§ **Requirements**
In the listing below, locate the lines bearing the word "activity". Copy every one of them.
___ Recorded data ___
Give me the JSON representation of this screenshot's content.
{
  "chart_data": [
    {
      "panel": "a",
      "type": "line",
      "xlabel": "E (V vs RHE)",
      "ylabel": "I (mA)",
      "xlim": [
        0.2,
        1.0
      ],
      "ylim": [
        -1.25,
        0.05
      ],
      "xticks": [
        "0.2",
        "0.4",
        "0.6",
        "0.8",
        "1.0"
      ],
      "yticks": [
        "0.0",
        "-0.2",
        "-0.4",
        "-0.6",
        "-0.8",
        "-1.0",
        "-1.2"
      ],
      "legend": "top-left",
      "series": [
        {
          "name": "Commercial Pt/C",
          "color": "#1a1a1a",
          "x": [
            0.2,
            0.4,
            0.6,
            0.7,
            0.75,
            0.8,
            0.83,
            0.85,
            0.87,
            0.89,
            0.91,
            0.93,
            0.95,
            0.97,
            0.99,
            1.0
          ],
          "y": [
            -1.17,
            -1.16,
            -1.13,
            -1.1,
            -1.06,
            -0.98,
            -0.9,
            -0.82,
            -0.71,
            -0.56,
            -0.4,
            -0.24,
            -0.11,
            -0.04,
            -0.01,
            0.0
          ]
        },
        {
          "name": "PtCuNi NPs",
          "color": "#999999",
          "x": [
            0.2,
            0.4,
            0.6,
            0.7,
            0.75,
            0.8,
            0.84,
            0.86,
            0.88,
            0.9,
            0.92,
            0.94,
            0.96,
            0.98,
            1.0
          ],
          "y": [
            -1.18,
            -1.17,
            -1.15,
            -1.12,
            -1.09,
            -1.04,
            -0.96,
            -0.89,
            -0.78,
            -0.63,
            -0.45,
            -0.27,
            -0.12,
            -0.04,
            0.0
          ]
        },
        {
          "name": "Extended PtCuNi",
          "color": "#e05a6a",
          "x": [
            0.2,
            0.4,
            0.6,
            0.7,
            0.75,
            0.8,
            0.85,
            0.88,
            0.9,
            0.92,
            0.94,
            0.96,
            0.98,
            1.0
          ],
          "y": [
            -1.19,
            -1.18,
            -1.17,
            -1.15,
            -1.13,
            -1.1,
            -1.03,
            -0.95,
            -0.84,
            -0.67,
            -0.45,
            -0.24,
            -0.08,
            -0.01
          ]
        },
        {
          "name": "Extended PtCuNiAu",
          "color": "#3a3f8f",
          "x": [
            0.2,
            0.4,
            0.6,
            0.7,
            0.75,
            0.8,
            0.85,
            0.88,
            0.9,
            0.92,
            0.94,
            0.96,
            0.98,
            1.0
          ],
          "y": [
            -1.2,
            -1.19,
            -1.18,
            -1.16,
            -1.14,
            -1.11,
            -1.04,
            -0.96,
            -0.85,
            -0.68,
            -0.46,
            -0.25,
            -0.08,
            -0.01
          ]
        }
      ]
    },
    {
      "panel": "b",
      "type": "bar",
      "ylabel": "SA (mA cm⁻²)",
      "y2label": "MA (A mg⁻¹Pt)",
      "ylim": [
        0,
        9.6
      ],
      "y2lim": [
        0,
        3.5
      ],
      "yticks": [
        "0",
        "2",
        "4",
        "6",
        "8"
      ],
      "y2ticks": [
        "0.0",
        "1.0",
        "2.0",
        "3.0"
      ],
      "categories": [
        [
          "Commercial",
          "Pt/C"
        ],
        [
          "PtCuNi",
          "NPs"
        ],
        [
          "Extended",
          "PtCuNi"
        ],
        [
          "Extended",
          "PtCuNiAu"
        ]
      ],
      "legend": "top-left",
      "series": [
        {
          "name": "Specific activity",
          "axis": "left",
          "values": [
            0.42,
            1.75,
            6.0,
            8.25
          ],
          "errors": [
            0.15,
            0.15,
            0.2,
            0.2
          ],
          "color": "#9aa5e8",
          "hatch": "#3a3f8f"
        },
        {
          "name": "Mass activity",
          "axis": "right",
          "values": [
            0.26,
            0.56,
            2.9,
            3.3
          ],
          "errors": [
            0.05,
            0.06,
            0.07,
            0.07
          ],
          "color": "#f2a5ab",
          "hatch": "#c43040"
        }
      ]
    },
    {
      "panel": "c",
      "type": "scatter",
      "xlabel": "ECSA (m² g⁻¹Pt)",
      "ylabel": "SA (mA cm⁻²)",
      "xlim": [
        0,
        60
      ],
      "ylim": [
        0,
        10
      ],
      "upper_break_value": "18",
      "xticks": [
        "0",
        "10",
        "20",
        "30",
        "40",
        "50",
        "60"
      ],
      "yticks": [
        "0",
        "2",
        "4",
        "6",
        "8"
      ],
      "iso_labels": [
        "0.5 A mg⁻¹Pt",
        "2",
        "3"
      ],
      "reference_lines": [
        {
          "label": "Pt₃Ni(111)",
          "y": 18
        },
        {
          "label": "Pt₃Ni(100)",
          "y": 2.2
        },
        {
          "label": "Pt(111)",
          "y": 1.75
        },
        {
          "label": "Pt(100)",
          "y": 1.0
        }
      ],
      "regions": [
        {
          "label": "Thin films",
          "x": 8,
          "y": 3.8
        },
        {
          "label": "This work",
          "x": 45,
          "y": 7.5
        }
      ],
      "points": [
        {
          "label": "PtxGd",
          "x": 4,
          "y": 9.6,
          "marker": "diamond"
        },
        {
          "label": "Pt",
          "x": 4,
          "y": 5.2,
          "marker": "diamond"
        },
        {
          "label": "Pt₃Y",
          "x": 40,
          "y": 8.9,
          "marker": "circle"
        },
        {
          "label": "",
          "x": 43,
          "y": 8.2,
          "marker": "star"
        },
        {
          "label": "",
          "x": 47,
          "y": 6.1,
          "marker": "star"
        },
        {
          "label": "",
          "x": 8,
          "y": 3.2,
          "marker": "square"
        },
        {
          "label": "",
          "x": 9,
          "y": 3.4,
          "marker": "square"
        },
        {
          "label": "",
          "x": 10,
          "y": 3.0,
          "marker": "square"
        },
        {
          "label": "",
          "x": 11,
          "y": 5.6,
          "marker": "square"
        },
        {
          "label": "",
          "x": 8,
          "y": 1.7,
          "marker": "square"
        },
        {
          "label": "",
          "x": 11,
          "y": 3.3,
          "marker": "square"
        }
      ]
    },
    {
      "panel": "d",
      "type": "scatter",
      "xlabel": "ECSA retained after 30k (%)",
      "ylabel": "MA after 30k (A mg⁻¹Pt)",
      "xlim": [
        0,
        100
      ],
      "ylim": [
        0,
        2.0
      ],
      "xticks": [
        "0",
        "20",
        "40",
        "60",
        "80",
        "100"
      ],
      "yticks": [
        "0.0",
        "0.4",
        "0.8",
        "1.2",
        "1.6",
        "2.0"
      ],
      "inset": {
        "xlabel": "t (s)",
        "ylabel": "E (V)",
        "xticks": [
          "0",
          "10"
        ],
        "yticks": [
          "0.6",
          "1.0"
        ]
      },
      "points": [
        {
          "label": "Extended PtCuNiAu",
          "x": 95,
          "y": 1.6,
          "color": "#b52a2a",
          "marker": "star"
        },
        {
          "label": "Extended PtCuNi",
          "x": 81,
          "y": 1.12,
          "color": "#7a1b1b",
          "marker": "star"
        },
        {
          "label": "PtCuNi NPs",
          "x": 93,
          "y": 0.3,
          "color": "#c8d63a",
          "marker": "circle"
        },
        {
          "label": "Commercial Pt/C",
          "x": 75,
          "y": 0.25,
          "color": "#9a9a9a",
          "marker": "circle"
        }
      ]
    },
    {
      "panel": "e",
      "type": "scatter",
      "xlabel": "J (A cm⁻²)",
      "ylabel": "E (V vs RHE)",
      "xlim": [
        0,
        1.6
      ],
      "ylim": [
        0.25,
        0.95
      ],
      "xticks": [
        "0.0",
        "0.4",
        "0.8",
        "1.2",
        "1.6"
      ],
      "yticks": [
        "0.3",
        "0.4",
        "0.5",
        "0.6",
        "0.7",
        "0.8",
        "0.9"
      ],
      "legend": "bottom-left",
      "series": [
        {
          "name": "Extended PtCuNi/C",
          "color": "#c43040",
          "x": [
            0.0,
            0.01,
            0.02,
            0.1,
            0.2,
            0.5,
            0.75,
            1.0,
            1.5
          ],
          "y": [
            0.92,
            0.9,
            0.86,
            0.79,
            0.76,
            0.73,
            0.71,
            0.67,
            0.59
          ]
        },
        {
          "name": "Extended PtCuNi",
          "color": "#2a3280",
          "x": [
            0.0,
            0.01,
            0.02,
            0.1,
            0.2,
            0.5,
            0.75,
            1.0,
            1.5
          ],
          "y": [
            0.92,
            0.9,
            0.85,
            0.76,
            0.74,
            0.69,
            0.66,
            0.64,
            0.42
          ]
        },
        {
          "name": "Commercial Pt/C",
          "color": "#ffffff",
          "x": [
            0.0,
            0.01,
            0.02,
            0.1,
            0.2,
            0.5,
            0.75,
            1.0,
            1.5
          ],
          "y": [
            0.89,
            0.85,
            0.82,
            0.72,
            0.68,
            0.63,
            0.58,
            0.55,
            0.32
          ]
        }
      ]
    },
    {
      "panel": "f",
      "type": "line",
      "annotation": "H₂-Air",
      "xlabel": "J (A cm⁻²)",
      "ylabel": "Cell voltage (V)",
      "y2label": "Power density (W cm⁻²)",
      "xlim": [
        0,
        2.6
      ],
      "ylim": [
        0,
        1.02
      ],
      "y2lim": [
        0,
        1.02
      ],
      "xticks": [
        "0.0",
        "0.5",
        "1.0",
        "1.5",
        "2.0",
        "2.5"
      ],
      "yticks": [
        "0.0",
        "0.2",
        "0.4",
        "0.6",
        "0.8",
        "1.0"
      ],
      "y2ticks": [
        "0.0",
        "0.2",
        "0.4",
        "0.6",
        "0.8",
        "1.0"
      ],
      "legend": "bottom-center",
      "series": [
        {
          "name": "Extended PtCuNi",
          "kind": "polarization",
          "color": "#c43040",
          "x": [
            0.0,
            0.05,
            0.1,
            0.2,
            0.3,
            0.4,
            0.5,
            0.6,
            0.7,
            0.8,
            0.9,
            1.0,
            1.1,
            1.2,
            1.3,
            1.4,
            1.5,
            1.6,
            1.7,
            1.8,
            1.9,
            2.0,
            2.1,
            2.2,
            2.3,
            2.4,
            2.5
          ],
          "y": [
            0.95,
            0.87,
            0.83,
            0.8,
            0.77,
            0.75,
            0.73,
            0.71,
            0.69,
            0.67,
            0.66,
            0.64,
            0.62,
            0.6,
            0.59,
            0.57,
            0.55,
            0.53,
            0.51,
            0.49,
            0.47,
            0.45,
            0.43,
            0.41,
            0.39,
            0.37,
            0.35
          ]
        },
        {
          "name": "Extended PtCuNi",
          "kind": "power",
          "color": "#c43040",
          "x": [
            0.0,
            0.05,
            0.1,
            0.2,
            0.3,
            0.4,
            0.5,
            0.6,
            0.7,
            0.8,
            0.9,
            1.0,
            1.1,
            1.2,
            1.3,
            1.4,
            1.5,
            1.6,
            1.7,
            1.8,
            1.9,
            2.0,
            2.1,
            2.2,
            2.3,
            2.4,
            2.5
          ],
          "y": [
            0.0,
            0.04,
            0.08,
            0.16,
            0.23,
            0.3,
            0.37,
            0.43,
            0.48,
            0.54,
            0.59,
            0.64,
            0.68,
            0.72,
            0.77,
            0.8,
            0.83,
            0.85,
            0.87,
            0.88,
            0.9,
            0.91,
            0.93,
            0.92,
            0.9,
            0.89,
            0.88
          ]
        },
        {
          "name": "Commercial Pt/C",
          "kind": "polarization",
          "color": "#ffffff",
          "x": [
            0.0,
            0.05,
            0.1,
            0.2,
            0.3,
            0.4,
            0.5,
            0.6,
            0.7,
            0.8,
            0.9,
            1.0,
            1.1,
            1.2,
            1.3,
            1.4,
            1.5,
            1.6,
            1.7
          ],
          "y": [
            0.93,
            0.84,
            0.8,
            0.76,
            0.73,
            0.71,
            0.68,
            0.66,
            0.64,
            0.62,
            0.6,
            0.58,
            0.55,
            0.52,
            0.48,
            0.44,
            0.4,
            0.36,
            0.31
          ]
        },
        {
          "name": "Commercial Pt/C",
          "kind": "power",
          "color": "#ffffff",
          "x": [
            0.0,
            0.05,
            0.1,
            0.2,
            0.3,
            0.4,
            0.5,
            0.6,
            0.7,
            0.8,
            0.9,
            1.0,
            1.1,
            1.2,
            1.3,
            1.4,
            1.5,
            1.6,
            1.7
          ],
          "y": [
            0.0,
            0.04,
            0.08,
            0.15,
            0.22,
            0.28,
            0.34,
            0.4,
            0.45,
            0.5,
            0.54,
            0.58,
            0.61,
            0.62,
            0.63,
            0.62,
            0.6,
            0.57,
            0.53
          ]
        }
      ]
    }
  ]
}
___
§ **Output of the exercise**
          "name": "Specific activity",
          "name": "Mass activity",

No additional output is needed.